SUPPLIED DATA:
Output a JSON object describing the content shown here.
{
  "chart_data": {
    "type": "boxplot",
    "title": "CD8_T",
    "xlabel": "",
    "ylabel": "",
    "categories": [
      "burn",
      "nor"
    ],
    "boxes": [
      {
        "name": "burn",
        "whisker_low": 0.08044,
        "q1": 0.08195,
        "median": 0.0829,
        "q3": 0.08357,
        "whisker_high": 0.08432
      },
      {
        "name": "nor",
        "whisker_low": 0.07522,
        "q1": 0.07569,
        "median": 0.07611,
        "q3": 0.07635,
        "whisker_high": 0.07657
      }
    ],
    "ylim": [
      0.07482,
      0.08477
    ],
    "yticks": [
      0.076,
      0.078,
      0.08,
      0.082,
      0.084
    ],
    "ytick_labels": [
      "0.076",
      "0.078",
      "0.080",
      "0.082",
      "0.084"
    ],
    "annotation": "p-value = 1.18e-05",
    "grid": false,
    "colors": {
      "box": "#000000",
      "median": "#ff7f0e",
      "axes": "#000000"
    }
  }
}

WHAT IS BEING ASKED: Take the lines above and print them exactly.

SOLUTION TO THE PROBLEM:
Output a JSON object describing the content shown here.
{
  "chart_data": {
    "type": "boxplot",
    "title": "CD8_T",
    "xlabel": "",
    "ylabel": "",
    "categories": [
      "burn",
      "nor"
    ],
    "boxes": [
      {
        "name": "burn",
        "whisker_low": 0.08044,
        "q1": 0.08195,
        "median": 0.0829,
        "q3": 0.08357,
        "whisker_high": 0.08432
      },
      {
        "name": "nor",
        "whisker_low": 0.07522,
        "q1": 0.07569,
        "median": 0.07611,
        "q3": 0.07635,
        "whisker_high": 0.07657
      }
    ],
    "ylim": [
      0.07482,
      0.08477
    ],
    "yticks": [
      0.076,
      0.078,
      0.08,
      0.082,
      0.084
    ],
    "ytick_labels": [
      "0.076",
      "0.078",
      "0.080",
      "0.082",
      "0.084"
    ],
    "annotation": "p-value = 1.18e-05",
    "grid": false,
    "colors": {
      "box": "#000000",
      "median": "#ff7f0e",
      "axes": "#000000"
    }
  }
}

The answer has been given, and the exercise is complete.